> **Objective**:
Every record here should be printed again exactly.

** BEGIN Data for this task **

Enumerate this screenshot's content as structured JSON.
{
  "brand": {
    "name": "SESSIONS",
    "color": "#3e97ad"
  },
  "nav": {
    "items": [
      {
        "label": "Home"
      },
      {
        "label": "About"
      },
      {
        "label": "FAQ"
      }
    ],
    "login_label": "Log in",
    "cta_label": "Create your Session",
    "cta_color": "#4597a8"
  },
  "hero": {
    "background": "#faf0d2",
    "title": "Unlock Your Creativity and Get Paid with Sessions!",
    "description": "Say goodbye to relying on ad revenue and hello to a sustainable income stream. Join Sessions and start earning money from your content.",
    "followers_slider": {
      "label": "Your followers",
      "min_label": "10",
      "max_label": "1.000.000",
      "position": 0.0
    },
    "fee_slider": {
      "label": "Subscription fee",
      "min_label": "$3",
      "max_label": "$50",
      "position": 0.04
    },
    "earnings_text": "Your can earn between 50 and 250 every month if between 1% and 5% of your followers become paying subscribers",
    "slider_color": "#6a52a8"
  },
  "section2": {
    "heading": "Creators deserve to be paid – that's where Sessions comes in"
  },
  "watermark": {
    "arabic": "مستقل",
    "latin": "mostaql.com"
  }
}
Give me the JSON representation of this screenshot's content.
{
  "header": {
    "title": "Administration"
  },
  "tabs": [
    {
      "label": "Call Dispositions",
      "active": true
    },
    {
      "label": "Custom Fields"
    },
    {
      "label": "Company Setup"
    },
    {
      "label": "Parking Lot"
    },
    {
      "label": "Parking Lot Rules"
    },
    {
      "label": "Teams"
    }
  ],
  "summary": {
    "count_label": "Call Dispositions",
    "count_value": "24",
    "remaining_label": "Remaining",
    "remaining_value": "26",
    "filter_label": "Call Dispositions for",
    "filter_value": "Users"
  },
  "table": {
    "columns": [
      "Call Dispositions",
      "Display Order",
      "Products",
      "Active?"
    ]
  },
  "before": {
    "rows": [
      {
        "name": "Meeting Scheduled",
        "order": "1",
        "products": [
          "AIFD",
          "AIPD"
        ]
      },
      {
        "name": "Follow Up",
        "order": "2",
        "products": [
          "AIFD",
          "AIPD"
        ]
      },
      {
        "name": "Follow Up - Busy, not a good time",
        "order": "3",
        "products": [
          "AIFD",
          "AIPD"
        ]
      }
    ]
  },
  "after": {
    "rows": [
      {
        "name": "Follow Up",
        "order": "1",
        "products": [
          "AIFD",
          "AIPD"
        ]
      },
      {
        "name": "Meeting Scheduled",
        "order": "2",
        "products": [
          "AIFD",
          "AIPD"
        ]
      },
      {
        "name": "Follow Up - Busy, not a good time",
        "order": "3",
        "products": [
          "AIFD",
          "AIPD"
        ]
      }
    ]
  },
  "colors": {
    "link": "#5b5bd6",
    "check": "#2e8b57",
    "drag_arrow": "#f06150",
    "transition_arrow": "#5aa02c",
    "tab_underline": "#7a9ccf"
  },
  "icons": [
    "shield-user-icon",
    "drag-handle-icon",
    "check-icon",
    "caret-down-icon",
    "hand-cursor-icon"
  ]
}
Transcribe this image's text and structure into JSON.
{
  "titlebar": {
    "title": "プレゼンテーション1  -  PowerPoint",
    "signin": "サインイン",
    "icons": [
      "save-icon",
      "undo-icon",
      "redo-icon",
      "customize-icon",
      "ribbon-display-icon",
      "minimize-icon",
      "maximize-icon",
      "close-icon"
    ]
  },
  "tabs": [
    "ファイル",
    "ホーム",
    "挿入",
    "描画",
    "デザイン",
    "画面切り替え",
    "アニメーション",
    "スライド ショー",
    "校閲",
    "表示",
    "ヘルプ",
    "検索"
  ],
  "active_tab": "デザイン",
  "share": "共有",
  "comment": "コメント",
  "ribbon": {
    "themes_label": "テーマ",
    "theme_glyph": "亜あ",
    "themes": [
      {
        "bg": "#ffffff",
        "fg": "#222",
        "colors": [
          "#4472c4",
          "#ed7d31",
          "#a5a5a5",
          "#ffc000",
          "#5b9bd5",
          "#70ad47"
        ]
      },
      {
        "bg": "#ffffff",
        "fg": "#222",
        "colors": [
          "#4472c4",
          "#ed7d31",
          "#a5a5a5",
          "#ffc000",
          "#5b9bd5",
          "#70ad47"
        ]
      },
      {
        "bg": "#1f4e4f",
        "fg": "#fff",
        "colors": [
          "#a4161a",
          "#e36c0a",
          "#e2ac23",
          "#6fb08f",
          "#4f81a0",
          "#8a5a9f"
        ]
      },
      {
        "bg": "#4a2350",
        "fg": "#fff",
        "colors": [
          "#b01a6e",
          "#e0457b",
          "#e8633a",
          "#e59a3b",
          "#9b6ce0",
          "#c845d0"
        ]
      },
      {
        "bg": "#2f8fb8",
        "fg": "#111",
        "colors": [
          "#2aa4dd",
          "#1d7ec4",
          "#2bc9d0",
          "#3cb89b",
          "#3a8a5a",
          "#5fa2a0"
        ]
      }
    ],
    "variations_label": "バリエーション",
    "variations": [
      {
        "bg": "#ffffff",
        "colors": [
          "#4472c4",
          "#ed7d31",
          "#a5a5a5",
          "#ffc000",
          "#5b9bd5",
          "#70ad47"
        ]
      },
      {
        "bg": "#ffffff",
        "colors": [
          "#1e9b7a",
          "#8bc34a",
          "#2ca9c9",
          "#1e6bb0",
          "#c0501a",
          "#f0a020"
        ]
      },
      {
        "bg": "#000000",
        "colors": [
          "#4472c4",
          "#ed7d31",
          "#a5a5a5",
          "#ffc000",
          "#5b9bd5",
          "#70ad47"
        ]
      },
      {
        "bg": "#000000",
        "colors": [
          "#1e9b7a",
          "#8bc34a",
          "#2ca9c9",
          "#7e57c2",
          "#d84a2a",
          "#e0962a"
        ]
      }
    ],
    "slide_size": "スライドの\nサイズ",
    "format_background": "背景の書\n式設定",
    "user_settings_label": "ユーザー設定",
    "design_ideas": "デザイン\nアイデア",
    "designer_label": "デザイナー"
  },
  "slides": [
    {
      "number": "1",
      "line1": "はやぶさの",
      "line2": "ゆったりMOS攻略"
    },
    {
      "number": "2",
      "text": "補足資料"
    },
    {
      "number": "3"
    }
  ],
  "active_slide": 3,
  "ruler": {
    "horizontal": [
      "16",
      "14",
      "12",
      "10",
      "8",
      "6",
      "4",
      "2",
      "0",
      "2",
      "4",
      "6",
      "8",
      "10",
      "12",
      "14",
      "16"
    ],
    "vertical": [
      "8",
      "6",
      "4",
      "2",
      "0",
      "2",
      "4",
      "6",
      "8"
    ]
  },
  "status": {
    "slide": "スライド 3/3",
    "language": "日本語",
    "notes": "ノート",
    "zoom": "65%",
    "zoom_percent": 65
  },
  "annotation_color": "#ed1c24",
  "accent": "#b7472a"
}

** END Data for this task **

> **Result below**:
Enumerate this screenshot's content as structured JSON.
{
  "brand": {
    "name": "SESSIONS",
    "color": "#3e97ad"
  },
  "nav": {
    "items": [
      {
        "label": "Home"
      },
      {
        "label": "About"
      },
      {
        "label": "FAQ"
      }
    ],
    "login_label": "Log in",
    "cta_label": "Create your Session",
    "cta_color": "#4597a8"
  },
  "hero": {
    "background": "#faf0d2",
    "title": "Unlock Your Creativity and Get Paid with Sessions!",
    "description": "Say goodbye to relying on ad revenue and hello to a sustainable income stream. Join Sessions and start earning money from your content.",
    "followers_slider": {
      "label": "Your followers",
      "min_label": "10",
      "max_label": "1.000.000",
      "position": 0.0
    },
    "fee_slider": {
      "label": "Subscription fee",
      "min_label": "$3",
      "max_label": "$50",
      "position": 0.04
    },
    "earnings_text": "Your can earn between 50 and 250 every month if between 1% and 5% of your followers become paying subscribers",
    "slider_color": "#6a52a8"
  },
  "section2": {
    "heading": "Creators deserve to be paid – that's where Sessions comes in"
  },
  "watermark": {
    "arabic": "مستقل",
    "latin": "mostaql.com"
  }
}
Give me the JSON representation of this screenshot's content.
{
  "header": {
    "title": "Administration"
  },
  "tabs": [
    {
      "label": "Call Dispositions",
      "active": true
    },
    {
      "label": "Custom Fields"
    },
    {
      "label": "Company Setup"
    },
    {
      "label": "Parking Lot"
    },
    {
      "label": "Parking Lot Rules"
    },
    {
      "label": "Teams"
    }
  ],
  "summary": {
    "count_label": "Call Dispositions",
    "count_value": "24",
    "remaining_label": "Remaining",
    "remaining_value": "26",
    "filter_label": "Call Dispositions for",
    "filter_value": "Users"
  },
  "table": {
    "columns": [
      "Call Dispositions",
      "Display Order",
      "Products",
      "Active?"
    ]
  },
  "before": {
    "rows": [
      {
        "name": "Meeting Scheduled",
        "order": "1",
        "products": [
          "AIFD",
          "AIPD"
        ]
      },
      {
        "name": "Follow Up",
        "order": "2",
        "products": [
          "AIFD",
          "AIPD"
        ]
      },
      {
        "name": "Follow Up - Busy, not a good time",
        "order": "3",
        "products": [
          "AIFD",
          "AIPD"
        ]
      }
    ]
  },
  "after": {
    "rows": [
      {
        "name": "Follow Up",
        "order": "1",
        "products": [
          "AIFD",
          "AIPD"
        ]
      },
      {
        "name": "Meeting Scheduled",
        "order": "2",
        "products": [
          "AIFD",
          "AIPD"
        ]
      },
      {
        "name": "Follow Up - Busy, not a good time",
        "order": "3",
        "products": [
          "AIFD",
          "AIPD"
        ]
      }
    ]
  },
  "colors": {
    "link": "#5b5bd6",
    "check": "#2e8b57",
    "drag_arrow": "#f06150",
    "transition_arrow": "#5aa02c",
    "tab_underline": "#7a9ccf"
  },
  "icons": [
    "shield-user-icon",
    "drag-handle-icon",
    "check-icon",
    "caret-down-icon",
    "hand-cursor-icon"
  ]
}
Transcribe this image's text and structure into JSON.
{
  "titlebar": {
    "title": "プレゼンテーション1  -  PowerPoint",
    "signin": "サインイン",
    "icons": [
      "save-icon",
      "undo-icon",
      "redo-icon",
      "customize-icon",
      "ribbon-display-icon",
      "minimize-icon",
      "maximize-icon",
      "close-icon"
    ]
  },
  "tabs": [
    "ファイル",
    "ホーム",
    "挿入",
    "描画",
    "デザイン",
    "画面切り替え",
    "アニメーション",
    "スライド ショー",
    "校閲",
    "表示",
    "ヘルプ",
    "検索"
  ],
  "active_tab": "デザイン",
  "share": "共有",
  "comment": "コメント",
  "ribbon": {
    "themes_label": "テーマ",
    "theme_glyph": "亜あ",
    "themes": [
      {
        "bg": "#ffffff",
        "fg": "#222",
        "colors": [
          "#4472c4",
          "#ed7d31",
          "#a5a5a5",
          "#ffc000",
          "#5b9bd5",
          "#70ad47"
        ]
      },
      {
        "bg": "#ffffff",
        "fg": "#222",
        "colors": [
          "#4472c4",
          "#ed7d31",
          "#a5a5a5",
          "#ffc000",
          "#5b9bd5",
          "#70ad47"
        ]
      },
      {
        "bg": "#1f4e4f",
        "fg": "#fff",
        "colors": [
          "#a4161a",
          "#e36c0a",
          "#e2ac23",
          "#6fb08f",
          "#4f81a0",
          "#8a5a9f"
        ]
      },
      {
        "bg": "#4a2350",
        "fg": "#fff",
        "colors": [
          "#b01a6e",
          "#e0457b",
          "#e8633a",
          "#e59a3b",
          "#9b6ce0",
          "#c845d0"
        ]
      },
      {
        "bg": "#2f8fb8",
        "fg": "#111",
        "colors": [
          "#2aa4dd",
          "#1d7ec4",
          "#2bc9d0",
          "#3cb89b",
          "#3a8a5a",
          "#5fa2a0"
        ]
      }
    ],
    "variations_label": "バリエーション",
    "variations": [
      {
        "bg": "#ffffff",
        "colors": [
          "#4472c4",
          "#ed7d31",
          "#a5a5a5",
          "#ffc000",
          "#5b9bd5",
          "#70ad47"
        ]
      },
      {
        "bg": "#ffffff",
        "colors": [
          "#1e9b7a",
          "#8bc34a",
          "#2ca9c9",
          "#1e6bb0",
          "#c0501a",
          "#f0a020"
        ]
      },
      {
        "bg": "#000000",
        "colors": [
          "#4472c4",
          "#ed7d31",
          "#a5a5a5",
          "#ffc000",
          "#5b9bd5",
          "#70ad47"
        ]
      },
      {
        "bg": "#000000",
        "colors": [
          "#1e9b7a",
          "#8bc34a",
          "#2ca9c9",
          "#7e57c2",
          "#d84a2a",
          "#e0962a"
        ]
      }
    ],
    "slide_size": "スライドの\nサイズ",
    "format_background": "背景の書\n式設定",
    "user_settings_label": "ユーザー設定",
    "design_ideas": "デザイン\nアイデア",
    "designer_label": "デザイナー"
  },
  "slides": [
    {
      "number": "1",
      "line1": "はやぶさの",
      "line2": "ゆったりMOS攻略"
    },
    {
      "number": "2",
      "text": "補足資料"
    },
    {
      "number": "3"
    }
  ],
  "active_slide": 3,
  "ruler": {
    "horizontal": [
      "16",
      "14",
      "12",
      "10",
      "8",
      "6",
      "4",
      "2",
      "0",
      "2",
      "4",
      "6",
      "8",
      "10",
      "12",
      "14",
      "16"
    ],
    "vertical": [
      "8",
      "6",
      "4",
      "2",
      "0",
      "2",
      "4",
      "6",
      "8"
    ]
  },
  "status": {
    "slide": "スライド 3/3",
    "language": "日本語",
    "notes": "ノート",
    "zoom": "65%",
    "zoom_percent": 65
  },
  "annotation_color": "#ed1c24",
  "accent": "#b7472a"
}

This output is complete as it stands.